_THE TASK_
Where the data below has the string "nose", return the whole line.

_ENTRIES SHOWN_
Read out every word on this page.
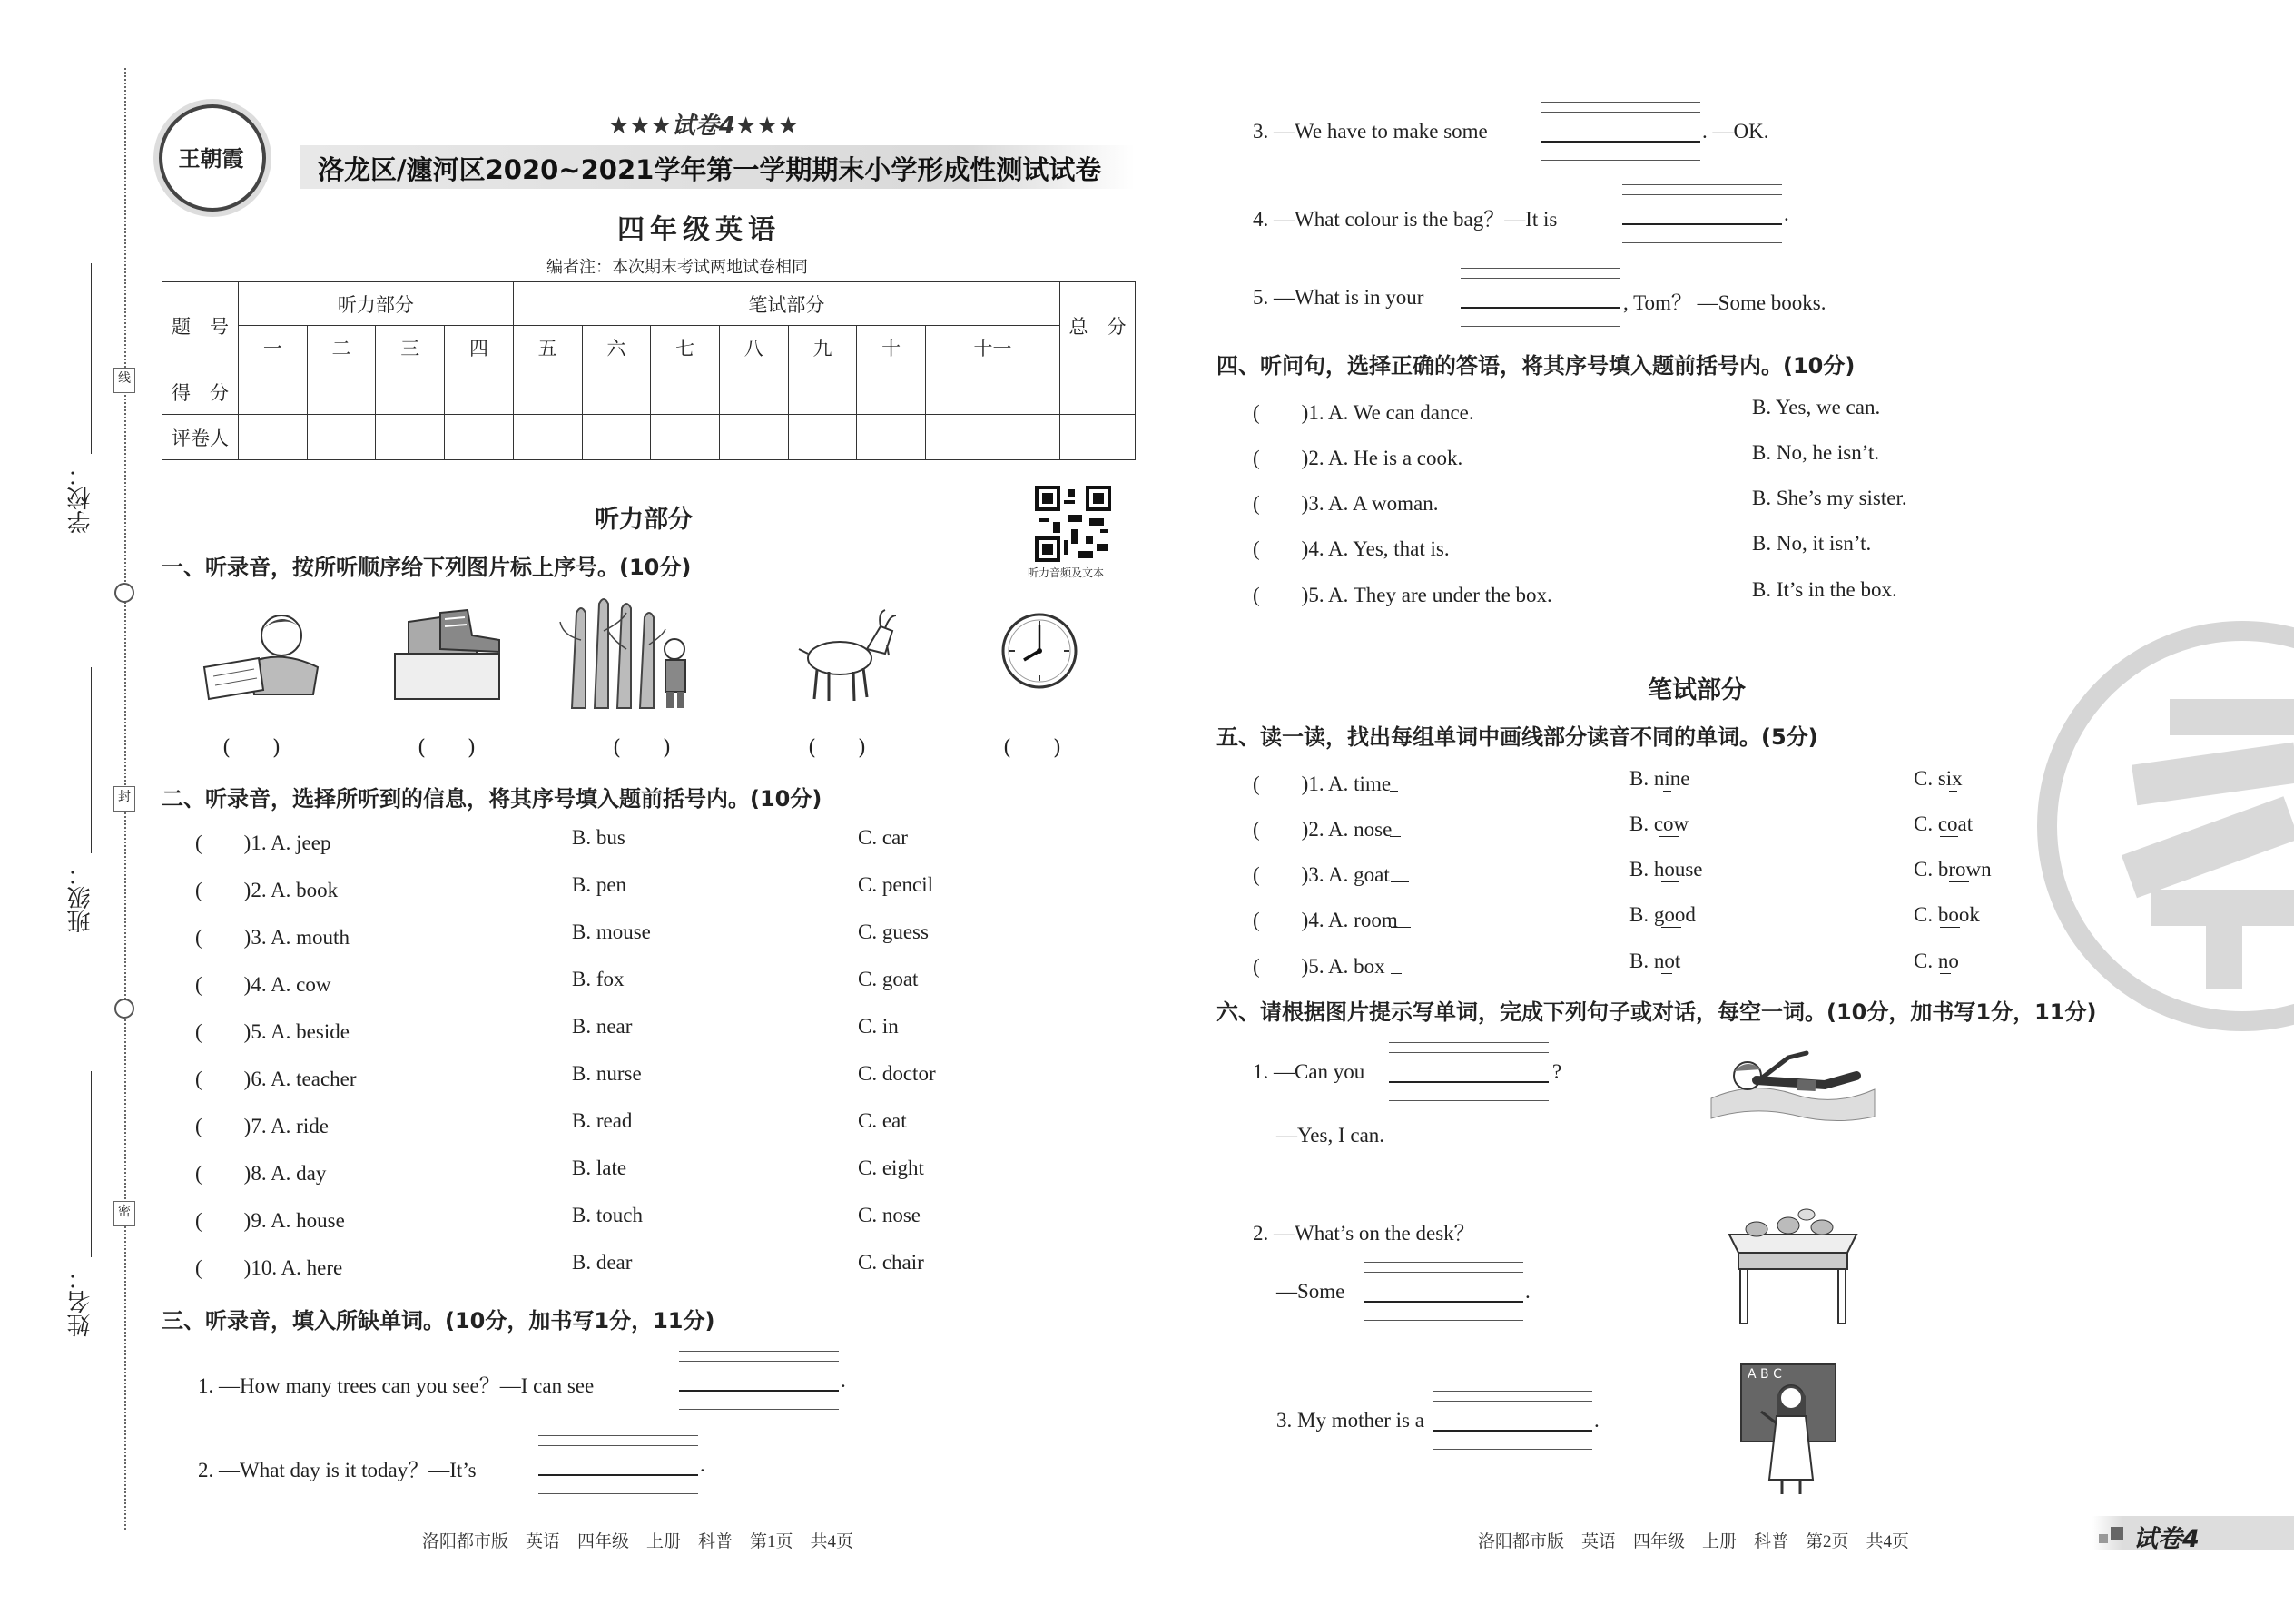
学校：
班级：
姓名：
线
封
密
王朝霞
★★★试卷4★★★
洛龙区/瀍河区2020~2021学年第一学期期末小学形成性测试试卷
四年级英语
编者注：本次期末考试两地试卷相同
题　号	听力部分				笔试部分							总　分
	一	二	三	四	五	六	七	八	九	十	十一	
得　分												
评卷人												
听力音频及文本
听力部分
一、听录音，按所听顺序给下列图片标上序号。(10分)
(　　)	(　　)	(　　)	(　　)	(　　)
二、听录音，选择所听到的信息，将其序号填入题前括号内。(10分)
(　　)1. A. jeep	B. bus	C. car
(　　)2. A. book	B. pen	C. pencil
(　　)3. A. mouth	B. mouse	C. guess
(　　)4. A. cow	B. fox	C. goat
(　　)5. A. beside	B. near	C. in
(　　)6. A. teacher	B. nurse	C. doctor
(　　)7. A. ride	B. read	C. eat
(　　)8. A. day	B. late	C. eight
(　　)9. A. house	B. touch	C. nose
(　　)10. A. here	B. dear	C. chair
三、听录音，填入所缺单词。(10分，加书写1分，11分)
1. —How many trees can you see？—I can see	.
2. —What day is it today？—It’s	.
洛阳都市版　英语　四年级　上册　科普　第1页　共4页
3. —We have to make some	. —OK.
4. —What colour is the bag？—It is	.
5. —What is in your	, Tom？ —Some books.
四、听问句，选择正确的答语，将其序号填入题前括号内。(10分)
(　　)1. A. We can dance.	B. Yes, we can.
(　　)2. A. He is a cook.	B. No, he isn’t.
(　　)3. A. A woman.	B. She’s my sister.
(　　)4. A. Yes, that is.	B. No, it isn’t.
(　　)5. A. They are under the box.	B. It’s in the box.
笔试部分
五、读一读，找出每组单词中画线部分读音不同的单词。(5分)
(　　)1. A. time	B. nine	C. six
(　　)2. A. nose	B. cow	C. coat
(　　)3. A. goat	B. house	C. brown
(　　)4. A. room	B. good	C. book
(　　)5. A. box	B. not	C. no
六、请根据图片提示写单词，完成下列句子或对话，每空一词。(10分，加书写1分，11分)
1. —Can you	?
—Yes, I can.
2. —What’s on the desk？
—Some	.
3. My mother is a	.
A B C
洛阳都市版　英语　四年级　上册　科普　第2页　共4页	试卷4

_RESULT OF THE EXERCISE_
(　　)9. A. house	B. touch	C. nose
(　　)2. A. nose	B. cow	C. coat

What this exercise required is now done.